**Task statement**
Every record must be repeated exactly, with no omission.

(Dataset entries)

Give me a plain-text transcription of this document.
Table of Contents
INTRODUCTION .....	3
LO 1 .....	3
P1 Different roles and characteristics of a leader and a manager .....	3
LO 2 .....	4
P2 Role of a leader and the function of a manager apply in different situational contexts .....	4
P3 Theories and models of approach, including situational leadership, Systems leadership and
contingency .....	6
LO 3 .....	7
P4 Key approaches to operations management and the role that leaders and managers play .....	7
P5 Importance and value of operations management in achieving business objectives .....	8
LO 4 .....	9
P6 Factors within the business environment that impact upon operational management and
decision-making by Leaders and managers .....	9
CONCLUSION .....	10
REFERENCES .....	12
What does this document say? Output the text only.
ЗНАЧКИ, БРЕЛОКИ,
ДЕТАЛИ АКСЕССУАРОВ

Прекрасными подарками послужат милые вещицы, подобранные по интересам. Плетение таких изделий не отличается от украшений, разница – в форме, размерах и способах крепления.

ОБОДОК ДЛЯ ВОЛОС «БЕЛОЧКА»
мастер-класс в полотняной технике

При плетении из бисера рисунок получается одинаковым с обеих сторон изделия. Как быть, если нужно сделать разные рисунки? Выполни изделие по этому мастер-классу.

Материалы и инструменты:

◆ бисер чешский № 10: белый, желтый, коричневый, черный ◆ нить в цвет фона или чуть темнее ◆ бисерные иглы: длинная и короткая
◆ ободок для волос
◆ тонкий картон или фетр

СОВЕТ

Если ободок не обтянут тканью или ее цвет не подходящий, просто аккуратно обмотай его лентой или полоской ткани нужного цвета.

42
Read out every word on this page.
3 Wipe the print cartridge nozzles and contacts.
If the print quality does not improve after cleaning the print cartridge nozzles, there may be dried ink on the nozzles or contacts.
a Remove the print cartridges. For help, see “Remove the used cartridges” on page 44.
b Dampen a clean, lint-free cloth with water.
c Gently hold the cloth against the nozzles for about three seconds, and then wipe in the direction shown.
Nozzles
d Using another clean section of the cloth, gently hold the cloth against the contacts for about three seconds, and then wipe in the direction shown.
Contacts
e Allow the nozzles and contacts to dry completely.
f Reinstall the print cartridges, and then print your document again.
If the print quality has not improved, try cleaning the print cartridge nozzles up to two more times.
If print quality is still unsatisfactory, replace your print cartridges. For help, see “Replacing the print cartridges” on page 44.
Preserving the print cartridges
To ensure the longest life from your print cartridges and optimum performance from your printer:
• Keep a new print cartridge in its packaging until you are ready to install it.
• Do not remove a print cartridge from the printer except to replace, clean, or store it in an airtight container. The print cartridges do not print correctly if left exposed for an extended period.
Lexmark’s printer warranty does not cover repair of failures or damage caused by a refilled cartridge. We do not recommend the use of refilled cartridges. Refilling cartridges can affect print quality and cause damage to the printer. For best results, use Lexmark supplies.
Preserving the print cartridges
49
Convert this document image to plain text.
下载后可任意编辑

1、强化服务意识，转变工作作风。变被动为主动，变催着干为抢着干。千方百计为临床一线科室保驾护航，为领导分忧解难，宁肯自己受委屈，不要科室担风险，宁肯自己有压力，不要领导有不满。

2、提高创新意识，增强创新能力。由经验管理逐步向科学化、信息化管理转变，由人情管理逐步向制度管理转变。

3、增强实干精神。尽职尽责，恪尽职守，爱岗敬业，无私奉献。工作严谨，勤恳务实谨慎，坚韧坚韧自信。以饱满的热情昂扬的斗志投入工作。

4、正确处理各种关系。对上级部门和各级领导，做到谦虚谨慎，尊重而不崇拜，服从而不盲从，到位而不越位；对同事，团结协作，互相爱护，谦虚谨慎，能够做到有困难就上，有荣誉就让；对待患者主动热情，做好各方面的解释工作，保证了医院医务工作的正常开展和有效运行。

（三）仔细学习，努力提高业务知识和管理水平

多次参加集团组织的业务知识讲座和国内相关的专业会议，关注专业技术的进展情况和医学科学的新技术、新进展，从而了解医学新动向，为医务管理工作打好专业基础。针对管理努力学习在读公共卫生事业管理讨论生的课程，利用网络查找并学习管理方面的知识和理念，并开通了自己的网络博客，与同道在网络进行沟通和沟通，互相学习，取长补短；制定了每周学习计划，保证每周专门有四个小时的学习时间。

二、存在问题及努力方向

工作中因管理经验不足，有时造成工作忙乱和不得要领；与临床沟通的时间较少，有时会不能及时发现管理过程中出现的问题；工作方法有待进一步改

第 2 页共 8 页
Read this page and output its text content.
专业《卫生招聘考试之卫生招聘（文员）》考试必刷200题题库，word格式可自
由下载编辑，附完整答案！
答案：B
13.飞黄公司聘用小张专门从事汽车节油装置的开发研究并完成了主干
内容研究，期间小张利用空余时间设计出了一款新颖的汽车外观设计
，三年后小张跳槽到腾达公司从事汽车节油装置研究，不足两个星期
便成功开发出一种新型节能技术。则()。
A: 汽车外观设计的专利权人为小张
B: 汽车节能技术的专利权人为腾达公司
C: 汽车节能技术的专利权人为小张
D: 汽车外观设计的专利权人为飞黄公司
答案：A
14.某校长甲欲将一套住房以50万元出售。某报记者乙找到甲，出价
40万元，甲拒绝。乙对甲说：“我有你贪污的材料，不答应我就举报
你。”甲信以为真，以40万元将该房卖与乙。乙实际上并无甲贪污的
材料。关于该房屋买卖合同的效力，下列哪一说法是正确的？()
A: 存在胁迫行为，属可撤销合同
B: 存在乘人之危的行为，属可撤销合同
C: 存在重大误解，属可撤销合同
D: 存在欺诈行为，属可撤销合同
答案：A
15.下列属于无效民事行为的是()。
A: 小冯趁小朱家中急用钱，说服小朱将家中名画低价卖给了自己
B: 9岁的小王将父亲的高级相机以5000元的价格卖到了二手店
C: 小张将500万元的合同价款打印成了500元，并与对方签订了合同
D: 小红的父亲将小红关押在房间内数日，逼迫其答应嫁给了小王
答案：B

**Full response**
Give me a plain-text transcription of this document.
Table of Contents
INTRODUCTION .....	3
LO 1 .....	3
P1 Different roles and characteristics of a leader and a manager .....	3
LO 2 .....	4
P2 Role of a leader and the function of a manager apply in different situational contexts .....	4
P3 Theories and models of approach, including situational leadership, Systems leadership and
contingency .....	6
LO 3 .....	7
P4 Key approaches to operations management and the role that leaders and managers play .....	7
P5 Importance and value of operations management in achieving business objectives .....	8
LO 4 .....	9
P6 Factors within the business environment that impact upon operational management and
decision-making by Leaders and managers .....	9
CONCLUSION .....	10
REFERENCES .....	12
What does this document say? Output the text only.
ЗНАЧКИ, БРЕЛОКИ,
ДЕТАЛИ АКСЕССУАРОВ

Прекрасными подарками послужат милые вещицы, подобранные по интересам. Плетение таких изделий не отличается от украшений, разница – в форме, размерах и способах крепления.

ОБОДОК ДЛЯ ВОЛОС «БЕЛОЧКА»
мастер-класс в полотняной технике

При плетении из бисера рисунок получается одинаковым с обеих сторон изделия. Как быть, если нужно сделать разные рисунки? Выполни изделие по этому мастер-классу.

Материалы и инструменты:

◆ бисер чешский № 10: белый, желтый, коричневый, черный ◆ нить в цвет фона или чуть темнее ◆ бисерные иглы: длинная и короткая
◆ ободок для волос
◆ тонкий картон или фетр

СОВЕТ

Если ободок не обтянут тканью или ее цвет не подходящий, просто аккуратно обмотай его лентой или полоской ткани нужного цвета.

42
Read out every word on this page.
3 Wipe the print cartridge nozzles and contacts.
If the print quality does not improve after cleaning the print cartridge nozzles, there may be dried ink on the nozzles or contacts.
a Remove the print cartridges. For help, see “Remove the used cartridges” on page 44.
b Dampen a clean, lint-free cloth with water.
c Gently hold the cloth against the nozzles for about three seconds, and then wipe in the direction shown.
Nozzles
d Using another clean section of the cloth, gently hold the cloth against the contacts for about three seconds, and then wipe in the direction shown.
Contacts
e Allow the nozzles and contacts to dry completely.
f Reinstall the print cartridges, and then print your document again.
If the print quality has not improved, try cleaning the print cartridge nozzles up to two more times.
If print quality is still unsatisfactory, replace your print cartridges. For help, see “Replacing the print cartridges” on page 44.
Preserving the print cartridges
To ensure the longest life from your print cartridges and optimum performance from your printer:
• Keep a new print cartridge in its packaging until you are ready to install it.
• Do not remove a print cartridge from the printer except to replace, clean, or store it in an airtight container. The print cartridges do not print correctly if left exposed for an extended period.
Lexmark’s printer warranty does not cover repair of failures or damage caused by a refilled cartridge. We do not recommend the use of refilled cartridges. Refilling cartridges can affect print quality and cause damage to the printer. For best results, use Lexmark supplies.
Preserving the print cartridges
49
Convert this document image to plain text.
下载后可任意编辑

1、强化服务意识，转变工作作风。变被动为主动，变催着干为抢着干。千方百计为临床一线科室保驾护航，为领导分忧解难，宁肯自己受委屈，不要科室担风险，宁肯自己有压力，不要领导有不满。

2、提高创新意识，增强创新能力。由经验管理逐步向科学化、信息化管理转变，由人情管理逐步向制度管理转变。

3、增强实干精神。尽职尽责，恪尽职守，爱岗敬业，无私奉献。工作严谨，勤恳务实谨慎，坚韧坚韧自信。以饱满的热情昂扬的斗志投入工作。

4、正确处理各种关系。对上级部门和各级领导，做到谦虚谨慎，尊重而不崇拜，服从而不盲从，到位而不越位；对同事，团结协作，互相爱护，谦虚谨慎，能够做到有困难就上，有荣誉就让；对待患者主动热情，做好各方面的解释工作，保证了医院医务工作的正常开展和有效运行。

（三）仔细学习，努力提高业务知识和管理水平

多次参加集团组织的业务知识讲座和国内相关的专业会议，关注专业技术的进展情况和医学科学的新技术、新进展，从而了解医学新动向，为医务管理工作打好专业基础。针对管理努力学习在读公共卫生事业管理讨论生的课程，利用网络查找并学习管理方面的知识和理念，并开通了自己的网络博客，与同道在网络进行沟通和沟通，互相学习，取长补短；制定了每周学习计划，保证每周专门有四个小时的学习时间。

二、存在问题及努力方向

工作中因管理经验不足，有时造成工作忙乱和不得要领；与临床沟通的时间较少，有时会不能及时发现管理过程中出现的问题；工作方法有待进一步改

第 2 页共 8 页
Read this page and output its text content.
专业《卫生招聘考试之卫生招聘（文员）》考试必刷200题题库，word格式可自
由下载编辑，附完整答案！
答案：B
13.飞黄公司聘用小张专门从事汽车节油装置的开发研究并完成了主干
内容研究，期间小张利用空余时间设计出了一款新颖的汽车外观设计
，三年后小张跳槽到腾达公司从事汽车节油装置研究，不足两个星期
便成功开发出一种新型节能技术。则()。
A: 汽车外观设计的专利权人为小张
B: 汽车节能技术的专利权人为腾达公司
C: 汽车节能技术的专利权人为小张
D: 汽车外观设计的专利权人为飞黄公司
答案：A
14.某校长甲欲将一套住房以50万元出售。某报记者乙找到甲，出价
40万元，甲拒绝。乙对甲说：“我有你贪污的材料，不答应我就举报
你。”甲信以为真，以40万元将该房卖与乙。乙实际上并无甲贪污的
材料。关于该房屋买卖合同的效力，下列哪一说法是正确的？()
A: 存在胁迫行为，属可撤销合同
B: 存在乘人之危的行为，属可撤销合同
C: 存在重大误解，属可撤销合同
D: 存在欺诈行为，属可撤销合同
答案：A
15.下列属于无效民事行为的是()。
A: 小冯趁小朱家中急用钱，说服小朱将家中名画低价卖给了自己
B: 9岁的小王将父亲的高级相机以5000元的价格卖到了二手店
C: 小张将500万元的合同价款打印成了500元，并与对方签订了合同
D: 小红的父亲将小红关押在房间内数日，逼迫其答应嫁给了小王
答案：B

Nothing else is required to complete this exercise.